-- Start of Provided information --
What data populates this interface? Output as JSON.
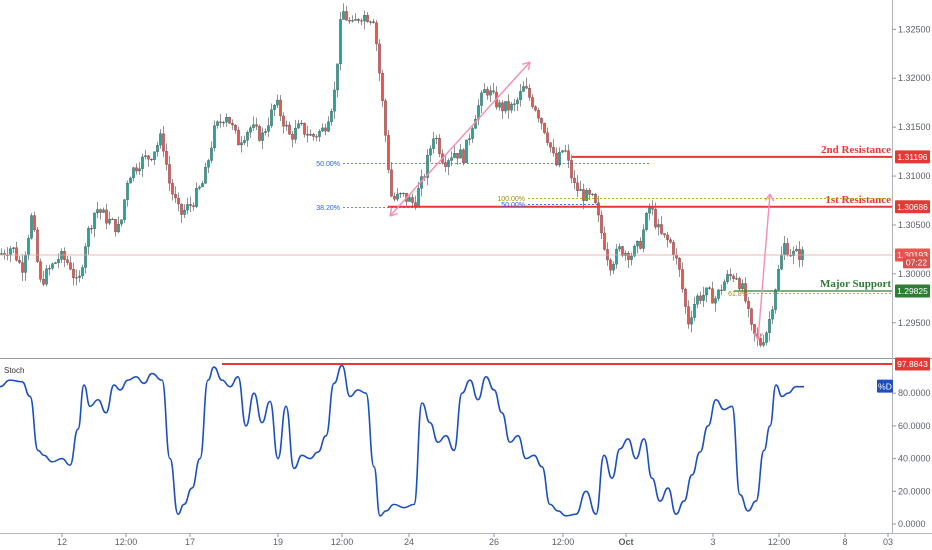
{
  "chart_data": [
    {
      "type": "candlestick",
      "panel": "price",
      "series_color_up": "#26a69a",
      "series_color_down": "#ef5350",
      "ylim": [
        1.2915,
        1.328
      ],
      "y_ticks": [
        "1.32500",
        "1.32000",
        "1.31500",
        "1.31000",
        "1.30500",
        "1.30000",
        "1.29500"
      ],
      "x_ticks": [
        "12",
        "12:00",
        "17",
        "19",
        "12:00",
        "24",
        "26",
        "12:00",
        "Oct",
        "3",
        "12:00",
        "8",
        "03"
      ],
      "path": [
        [
          0,
          1.302
        ],
        [
          12,
          1.3028
        ],
        [
          22,
          1.3005
        ],
        [
          32,
          1.306
        ],
        [
          40,
          1.299
        ],
        [
          50,
          1.3005
        ],
        [
          60,
          1.3018
        ],
        [
          70,
          1.301
        ],
        [
          78,
          1.2985
        ],
        [
          86,
          1.3035
        ],
        [
          96,
          1.3068
        ],
        [
          108,
          1.3055
        ],
        [
          120,
          1.3045
        ],
        [
          128,
          1.31
        ],
        [
          140,
          1.3115
        ],
        [
          150,
          1.312
        ],
        [
          162,
          1.314
        ],
        [
          170,
          1.309
        ],
        [
          180,
          1.306
        ],
        [
          192,
          1.3072
        ],
        [
          204,
          1.3095
        ],
        [
          214,
          1.3145
        ],
        [
          226,
          1.3165
        ],
        [
          238,
          1.3135
        ],
        [
          250,
          1.315
        ],
        [
          262,
          1.314
        ],
        [
          276,
          1.3175
        ],
        [
          290,
          1.314
        ],
        [
          300,
          1.315
        ],
        [
          312,
          1.314
        ],
        [
          324,
          1.3148
        ],
        [
          334,
          1.318
        ],
        [
          342,
          1.327
        ],
        [
          352,
          1.3252
        ],
        [
          360,
          1.3265
        ],
        [
          374,
          1.3262
        ],
        [
          382,
          1.318
        ],
        [
          388,
          1.3115
        ],
        [
          392,
          1.3075
        ],
        [
          402,
          1.308
        ],
        [
          414,
          1.3072
        ],
        [
          424,
          1.31
        ],
        [
          434,
          1.3145
        ],
        [
          444,
          1.3115
        ],
        [
          454,
          1.3125
        ],
        [
          464,
          1.312
        ],
        [
          474,
          1.316
        ],
        [
          486,
          1.319
        ],
        [
          500,
          1.317
        ],
        [
          514,
          1.317
        ],
        [
          524,
          1.319
        ],
        [
          536,
          1.317
        ],
        [
          546,
          1.3145
        ],
        [
          556,
          1.311
        ],
        [
          564,
          1.313
        ],
        [
          574,
          1.309
        ],
        [
          584,
          1.308
        ],
        [
          594,
          1.3075
        ],
        [
          602,
          1.304
        ],
        [
          610,
          1.301
        ],
        [
          620,
          1.3025
        ],
        [
          632,
          1.302
        ],
        [
          640,
          1.303
        ],
        [
          650,
          1.307
        ],
        [
          660,
          1.304
        ],
        [
          672,
          1.303
        ],
        [
          680,
          1.3
        ],
        [
          688,
          1.295
        ],
        [
          696,
          1.2975
        ],
        [
          706,
          1.298
        ],
        [
          716,
          1.2975
        ],
        [
          726,
          1.2995
        ],
        [
          736,
          1.3
        ],
        [
          744,
          1.298
        ],
        [
          752,
          1.294
        ],
        [
          760,
          1.2928
        ],
        [
          768,
          1.2945
        ],
        [
          776,
          1.299
        ],
        [
          784,
          1.303
        ],
        [
          792,
          1.302
        ],
        [
          804,
          1.302
        ]
      ],
      "levels": [
        {
          "name": "2nd Resistance",
          "value": 1.31196,
          "label": "1.31196",
          "color": "#e53935"
        },
        {
          "name": "1st Resistance",
          "value": 1.30686,
          "label": "1.30686",
          "color": "#e53935"
        },
        {
          "name": "Major Support",
          "value": 1.29825,
          "label": "1.29825",
          "color": "#2e7d32"
        }
      ],
      "current_price": {
        "label": "1.30193",
        "value": 1.30193,
        "color": "#ef5350"
      },
      "countdown": {
        "label": "07:22",
        "value": 1.30118,
        "color": "#d8514e"
      },
      "fib_levels": [
        {
          "label": "50.00%",
          "value": 1.3113
        },
        {
          "label": "38.20%",
          "value": 1.3068
        },
        {
          "label": "100.00%",
          "value": 1.3077
        },
        {
          "label": "50.00%",
          "value": 1.3071
        }
      ],
      "support_fib": {
        "label": "61.8%",
        "value": 1.298
      }
    },
    {
      "type": "line",
      "panel": "indicator",
      "title": "Stoch",
      "series": [
        {
          "name": "%D",
          "color": "#1e4fc0"
        }
      ],
      "ylim": [
        0,
        100
      ],
      "y_ticks": [
        "80.0000",
        "60.0000",
        "40.0000",
        "20.0000",
        "0.0000"
      ],
      "level": {
        "value": 97.8843,
        "label": "97.8843",
        "color": "#e53935"
      },
      "x": [
        0,
        10,
        22,
        30,
        38,
        44,
        52,
        62,
        70,
        78,
        84,
        90,
        98,
        106,
        114,
        120,
        128,
        136,
        144,
        152,
        162,
        170,
        178,
        184,
        192,
        200,
        208,
        214,
        222,
        230,
        238,
        246,
        254,
        262,
        270,
        278,
        286,
        294,
        302,
        310,
        318,
        326,
        334,
        342,
        350,
        358,
        366,
        374,
        380,
        386,
        394,
        404,
        414,
        422,
        430,
        438,
        446,
        454,
        462,
        470,
        478,
        486,
        494,
        502,
        510,
        518,
        526,
        534,
        542,
        550,
        558,
        566,
        576,
        586,
        596,
        604,
        612,
        620,
        628,
        636,
        644,
        652,
        660,
        668,
        676,
        684,
        692,
        700,
        708,
        716,
        724,
        732,
        740,
        748,
        756,
        764,
        770,
        776,
        782,
        788,
        796,
        804
      ],
      "values": [
        84,
        88,
        87,
        78,
        45,
        42,
        38,
        40,
        36,
        58,
        85,
        72,
        76,
        68,
        85,
        82,
        88,
        90,
        86,
        92,
        88,
        40,
        6,
        12,
        22,
        40,
        88,
        96,
        88,
        84,
        90,
        60,
        80,
        62,
        75,
        40,
        72,
        34,
        42,
        40,
        44,
        54,
        86,
        97,
        78,
        82,
        80,
        35,
        5,
        8,
        12,
        10,
        12,
        74,
        62,
        50,
        54,
        45,
        80,
        88,
        76,
        90,
        82,
        68,
        50,
        54,
        40,
        42,
        35,
        12,
        8,
        5,
        6,
        20,
        6,
        42,
        28,
        46,
        52,
        40,
        52,
        28,
        14,
        22,
        6,
        14,
        30,
        44,
        60,
        76,
        70,
        72,
        18,
        8,
        14,
        45,
        60,
        85,
        78,
        80,
        84,
        84
      ]
    }
  ]
}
-- End of Provided information --
§ **Set exercise**
Each record must be quoted in full and exactly. Do not include the pictures.

§ **Final answer**
What data populates this interface? Output as JSON.
{
  "chart_data": [
    {
      "type": "candlestick",
      "panel": "price",
      "series_color_up": "#26a69a",
      "series_color_down": "#ef5350",
      "ylim": [
        1.2915,
        1.328
      ],
      "y_ticks": [
        "1.32500",
        "1.32000",
        "1.31500",
        "1.31000",
        "1.30500",
        "1.30000",
        "1.29500"
      ],
      "x_ticks": [
        "12",
        "12:00",
        "17",
        "19",
        "12:00",
        "24",
        "26",
        "12:00",
        "Oct",
        "3",
        "12:00",
        "8",
        "03"
      ],
      "path": [
        [
          0,
          1.302
        ],
        [
          12,
          1.3028
        ],
        [
          22,
          1.3005
        ],
        [
          32,
          1.306
        ],
        [
          40,
          1.299
        ],
        [
          50,
          1.3005
        ],
        [
          60,
          1.3018
        ],
        [
          70,
          1.301
        ],
        [
          78,
          1.2985
        ],
        [
          86,
          1.3035
        ],
        [
          96,
          1.3068
        ],
        [
          108,
          1.3055
        ],
        [
          120,
          1.3045
        ],
        [
          128,
          1.31
        ],
        [
          140,
          1.3115
        ],
        [
          150,
          1.312
        ],
        [
          162,
          1.314
        ],
        [
          170,
          1.309
        ],
        [
          180,
          1.306
        ],
        [
          192,
          1.3072
        ],
        [
          204,
          1.3095
        ],
        [
          214,
          1.3145
        ],
        [
          226,
          1.3165
        ],
        [
          238,
          1.3135
        ],
        [
          250,
          1.315
        ],
        [
          262,
          1.314
        ],
        [
          276,
          1.3175
        ],
        [
          290,
          1.314
        ],
        [
          300,
          1.315
        ],
        [
          312,
          1.314
        ],
        [
          324,
          1.3148
        ],
        [
          334,
          1.318
        ],
        [
          342,
          1.327
        ],
        [
          352,
          1.3252
        ],
        [
          360,
          1.3265
        ],
        [
          374,
          1.3262
        ],
        [
          382,
          1.318
        ],
        [
          388,
          1.3115
        ],
        [
          392,
          1.3075
        ],
        [
          402,
          1.308
        ],
        [
          414,
          1.3072
        ],
        [
          424,
          1.31
        ],
        [
          434,
          1.3145
        ],
        [
          444,
          1.3115
        ],
        [
          454,
          1.3125
        ],
        [
          464,
          1.312
        ],
        [
          474,
          1.316
        ],
        [
          486,
          1.319
        ],
        [
          500,
          1.317
        ],
        [
          514,
          1.317
        ],
        [
          524,
          1.319
        ],
        [
          536,
          1.317
        ],
        [
          546,
          1.3145
        ],
        [
          556,
          1.311
        ],
        [
          564,
          1.313
        ],
        [
          574,
          1.309
        ],
        [
          584,
          1.308
        ],
        [
          594,
          1.3075
        ],
        [
          602,
          1.304
        ],
        [
          610,
          1.301
        ],
        [
          620,
          1.3025
        ],
        [
          632,
          1.302
        ],
        [
          640,
          1.303
        ],
        [
          650,
          1.307
        ],
        [
          660,
          1.304
        ],
        [
          672,
          1.303
        ],
        [
          680,
          1.3
        ],
        [
          688,
          1.295
        ],
        [
          696,
          1.2975
        ],
        [
          706,
          1.298
        ],
        [
          716,
          1.2975
        ],
        [
          726,
          1.2995
        ],
        [
          736,
          1.3
        ],
        [
          744,
          1.298
        ],
        [
          752,
          1.294
        ],
        [
          760,
          1.2928
        ],
        [
          768,
          1.2945
        ],
        [
          776,
          1.299
        ],
        [
          784,
          1.303
        ],
        [
          792,
          1.302
        ],
        [
          804,
          1.302
        ]
      ],
      "levels": [
        {
          "name": "2nd Resistance",
          "value": 1.31196,
          "label": "1.31196",
          "color": "#e53935"
        },
        {
          "name": "1st Resistance",
          "value": 1.30686,
          "label": "1.30686",
          "color": "#e53935"
        },
        {
          "name": "Major Support",
          "value": 1.29825,
          "label": "1.29825",
          "color": "#2e7d32"
        }
      ],
      "current_price": {
        "label": "1.30193",
        "value": 1.30193,
        "color": "#ef5350"
      },
      "countdown": {
        "label": "07:22",
        "value": 1.30118,
        "color": "#d8514e"
      },
      "fib_levels": [
        {
          "label": "50.00%",
          "value": 1.3113
        },
        {
          "label": "38.20%",
          "value": 1.3068
        },
        {
          "label": "100.00%",
          "value": 1.3077
        },
        {
          "label": "50.00%",
          "value": 1.3071
        }
      ],
      "support_fib": {
        "label": "61.8%",
        "value": 1.298
      }
    },
    {
      "type": "line",
      "panel": "indicator",
      "title": "Stoch",
      "series": [
        {
          "name": "%D",
          "color": "#1e4fc0"
        }
      ],
      "ylim": [
        0,
        100
      ],
      "y_ticks": [
        "80.0000",
        "60.0000",
        "40.0000",
        "20.0000",
        "0.0000"
      ],
      "level": {
        "value": 97.8843,
        "label": "97.8843",
        "color": "#e53935"
      },
      "x": [
        0,
        10,
        22,
        30,
        38,
        44,
        52,
        62,
        70,
        78,
        84,
        90,
        98,
        106,
        114,
        120,
        128,
        136,
        144,
        152,
        162,
        170,
        178,
        184,
        192,
        200,
        208,
        214,
        222,
        230,
        238,
        246,
        254,
        262,
        270,
        278,
        286,
        294,
        302,
        310,
        318,
        326,
        334,
        342,
        350,
        358,
        366,
        374,
        380,
        386,
        394,
        404,
        414,
        422,
        430,
        438,
        446,
        454,
        462,
        470,
        478,
        486,
        494,
        502,
        510,
        518,
        526,
        534,
        542,
        550,
        558,
        566,
        576,
        586,
        596,
        604,
        612,
        620,
        628,
        636,
        644,
        652,
        660,
        668,
        676,
        684,
        692,
        700,
        708,
        716,
        724,
        732,
        740,
        748,
        756,
        764,
        770,
        776,
        782,
        788,
        796,
        804
      ],
      "values": [
        84,
        88,
        87,
        78,
        45,
        42,
        38,
        40,
        36,
        58,
        85,
        72,
        76,
        68,
        85,
        82,
        88,
        90,
        86,
        92,
        88,
        40,
        6,
        12,
        22,
        40,
        88,
        96,
        88,
        84,
        90,
        60,
        80,
        62,
        75,
        40,
        72,
        34,
        42,
        40,
        44,
        54,
        86,
        97,
        78,
        82,
        80,
        35,
        5,
        8,
        12,
        10,
        12,
        74,
        62,
        50,
        54,
        45,
        80,
        88,
        76,
        90,
        82,
        68,
        50,
        54,
        40,
        42,
        35,
        12,
        8,
        5,
        6,
        20,
        6,
        42,
        28,
        46,
        52,
        40,
        52,
        28,
        14,
        22,
        6,
        14,
        30,
        44,
        60,
        76,
        70,
        72,
        18,
        8,
        14,
        45,
        60,
        85,
        78,
        80,
        84,
        84
      ]
    }
  ]
}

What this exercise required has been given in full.